*Direction:* Write out all of the lines below, exactly and completely.

=======

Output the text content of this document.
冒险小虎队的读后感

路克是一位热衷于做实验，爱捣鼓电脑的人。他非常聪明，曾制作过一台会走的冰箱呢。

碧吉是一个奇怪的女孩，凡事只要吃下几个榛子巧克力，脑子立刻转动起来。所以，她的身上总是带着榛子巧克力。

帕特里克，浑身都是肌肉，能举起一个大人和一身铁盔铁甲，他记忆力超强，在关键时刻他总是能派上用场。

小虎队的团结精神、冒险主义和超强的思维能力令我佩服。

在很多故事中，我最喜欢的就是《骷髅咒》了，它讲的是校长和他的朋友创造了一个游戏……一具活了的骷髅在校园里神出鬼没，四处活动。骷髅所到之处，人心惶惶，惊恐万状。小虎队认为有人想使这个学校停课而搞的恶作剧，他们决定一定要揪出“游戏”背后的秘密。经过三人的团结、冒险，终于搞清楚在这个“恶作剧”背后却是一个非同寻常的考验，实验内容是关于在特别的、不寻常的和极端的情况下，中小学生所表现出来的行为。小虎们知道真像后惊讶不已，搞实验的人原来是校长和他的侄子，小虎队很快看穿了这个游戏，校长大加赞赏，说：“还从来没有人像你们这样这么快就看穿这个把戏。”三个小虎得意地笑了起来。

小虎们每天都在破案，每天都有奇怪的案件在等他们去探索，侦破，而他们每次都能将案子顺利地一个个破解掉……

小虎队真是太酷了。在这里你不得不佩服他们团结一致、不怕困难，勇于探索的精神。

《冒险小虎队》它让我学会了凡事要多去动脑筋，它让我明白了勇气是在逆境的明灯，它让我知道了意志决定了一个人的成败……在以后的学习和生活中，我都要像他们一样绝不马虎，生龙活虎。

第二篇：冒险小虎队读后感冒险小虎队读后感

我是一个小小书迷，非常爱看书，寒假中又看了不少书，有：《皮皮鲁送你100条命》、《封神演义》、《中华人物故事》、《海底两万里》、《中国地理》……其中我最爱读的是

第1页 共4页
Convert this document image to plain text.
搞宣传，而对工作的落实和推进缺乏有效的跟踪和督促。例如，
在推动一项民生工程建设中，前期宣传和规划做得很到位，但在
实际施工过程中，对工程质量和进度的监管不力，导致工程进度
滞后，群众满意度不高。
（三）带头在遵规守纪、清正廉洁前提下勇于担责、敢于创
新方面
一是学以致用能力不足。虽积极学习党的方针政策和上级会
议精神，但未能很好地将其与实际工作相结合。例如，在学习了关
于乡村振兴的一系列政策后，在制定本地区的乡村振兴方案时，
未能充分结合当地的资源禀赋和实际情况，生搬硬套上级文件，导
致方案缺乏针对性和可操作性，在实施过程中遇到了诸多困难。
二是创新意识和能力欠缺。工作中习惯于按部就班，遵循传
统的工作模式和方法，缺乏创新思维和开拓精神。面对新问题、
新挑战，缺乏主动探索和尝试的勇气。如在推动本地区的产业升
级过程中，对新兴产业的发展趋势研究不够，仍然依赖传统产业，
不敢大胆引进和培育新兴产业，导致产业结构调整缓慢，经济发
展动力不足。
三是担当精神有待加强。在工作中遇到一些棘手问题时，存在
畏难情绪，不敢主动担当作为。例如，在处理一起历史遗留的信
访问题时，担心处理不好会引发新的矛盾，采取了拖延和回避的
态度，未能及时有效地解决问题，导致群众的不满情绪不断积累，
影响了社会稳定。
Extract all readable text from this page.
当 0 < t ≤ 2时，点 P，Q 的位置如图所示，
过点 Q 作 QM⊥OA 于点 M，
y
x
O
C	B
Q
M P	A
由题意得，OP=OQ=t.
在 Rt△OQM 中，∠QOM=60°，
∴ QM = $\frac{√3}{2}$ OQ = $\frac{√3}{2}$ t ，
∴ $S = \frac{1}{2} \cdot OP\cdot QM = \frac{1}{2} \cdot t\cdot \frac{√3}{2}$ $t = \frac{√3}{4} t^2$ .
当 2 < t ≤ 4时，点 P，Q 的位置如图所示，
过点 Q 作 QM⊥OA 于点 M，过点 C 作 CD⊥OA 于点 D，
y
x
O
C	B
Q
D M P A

=======

*Output:*
Output the text content of this document.
冒险小虎队的读后感

路克是一位热衷于做实验，爱捣鼓电脑的人。他非常聪明，曾制作过一台会走的冰箱呢。

碧吉是一个奇怪的女孩，凡事只要吃下几个榛子巧克力，脑子立刻转动起来。所以，她的身上总是带着榛子巧克力。

帕特里克，浑身都是肌肉，能举起一个大人和一身铁盔铁甲，他记忆力超强，在关键时刻他总是能派上用场。

小虎队的团结精神、冒险主义和超强的思维能力令我佩服。

在很多故事中，我最喜欢的就是《骷髅咒》了，它讲的是校长和他的朋友创造了一个游戏……一具活了的骷髅在校园里神出鬼没，四处活动。骷髅所到之处，人心惶惶，惊恐万状。小虎队认为有人想使这个学校停课而搞的恶作剧，他们决定一定要揪出“游戏”背后的秘密。经过三人的团结、冒险，终于搞清楚在这个“恶作剧”背后却是一个非同寻常的考验，实验内容是关于在特别的、不寻常的和极端的情况下，中小学生所表现出来的行为。小虎们知道真像后惊讶不已，搞实验的人原来是校长和他的侄子，小虎队很快看穿了这个游戏，校长大加赞赏，说：“还从来没有人像你们这样这么快就看穿这个把戏。”三个小虎得意地笑了起来。

小虎们每天都在破案，每天都有奇怪的案件在等他们去探索，侦破，而他们每次都能将案子顺利地一个个破解掉……

小虎队真是太酷了。在这里你不得不佩服他们团结一致、不怕困难，勇于探索的精神。

《冒险小虎队》它让我学会了凡事要多去动脑筋，它让我明白了勇气是在逆境的明灯，它让我知道了意志决定了一个人的成败……在以后的学习和生活中，我都要像他们一样绝不马虎，生龙活虎。

第二篇：冒险小虎队读后感冒险小虎队读后感

我是一个小小书迷，非常爱看书，寒假中又看了不少书，有：《皮皮鲁送你100条命》、《封神演义》、《中华人物故事》、《海底两万里》、《中国地理》……其中我最爱读的是

第1页 共4页
Convert this document image to plain text.
搞宣传，而对工作的落实和推进缺乏有效的跟踪和督促。例如，
在推动一项民生工程建设中，前期宣传和规划做得很到位，但在
实际施工过程中，对工程质量和进度的监管不力，导致工程进度
滞后，群众满意度不高。
（三）带头在遵规守纪、清正廉洁前提下勇于担责、敢于创
新方面
一是学以致用能力不足。虽积极学习党的方针政策和上级会
议精神，但未能很好地将其与实际工作相结合。例如，在学习了关
于乡村振兴的一系列政策后，在制定本地区的乡村振兴方案时，
未能充分结合当地的资源禀赋和实际情况，生搬硬套上级文件，导
致方案缺乏针对性和可操作性，在实施过程中遇到了诸多困难。
二是创新意识和能力欠缺。工作中习惯于按部就班，遵循传
统的工作模式和方法，缺乏创新思维和开拓精神。面对新问题、
新挑战，缺乏主动探索和尝试的勇气。如在推动本地区的产业升
级过程中，对新兴产业的发展趋势研究不够，仍然依赖传统产业，
不敢大胆引进和培育新兴产业，导致产业结构调整缓慢，经济发
展动力不足。
三是担当精神有待加强。在工作中遇到一些棘手问题时，存在
畏难情绪，不敢主动担当作为。例如，在处理一起历史遗留的信
访问题时，担心处理不好会引发新的矛盾，采取了拖延和回避的
态度，未能及时有效地解决问题，导致群众的不满情绪不断积累，
影响了社会稳定。
Extract all readable text from this page.
当 0 < t ≤ 2时，点 P，Q 的位置如图所示，
过点 Q 作 QM⊥OA 于点 M，
y
x
O
C	B
Q
M P	A
由题意得，OP=OQ=t.
在 Rt△OQM 中，∠QOM=60°，
∴ QM = $\frac{√3}{2}$ OQ = $\frac{√3}{2}$ t ，
∴ $S = \frac{1}{2} \cdot OP\cdot QM = \frac{1}{2} \cdot t\cdot \frac{√3}{2}$ $t = \frac{√3}{4} t^2$ .
当 2 < t ≤ 4时，点 P，Q 的位置如图所示，
过点 Q 作 QM⊥OA 于点 M，过点 C 作 CD⊥OA 于点 D，
y
x
O
C	B
Q
D M P A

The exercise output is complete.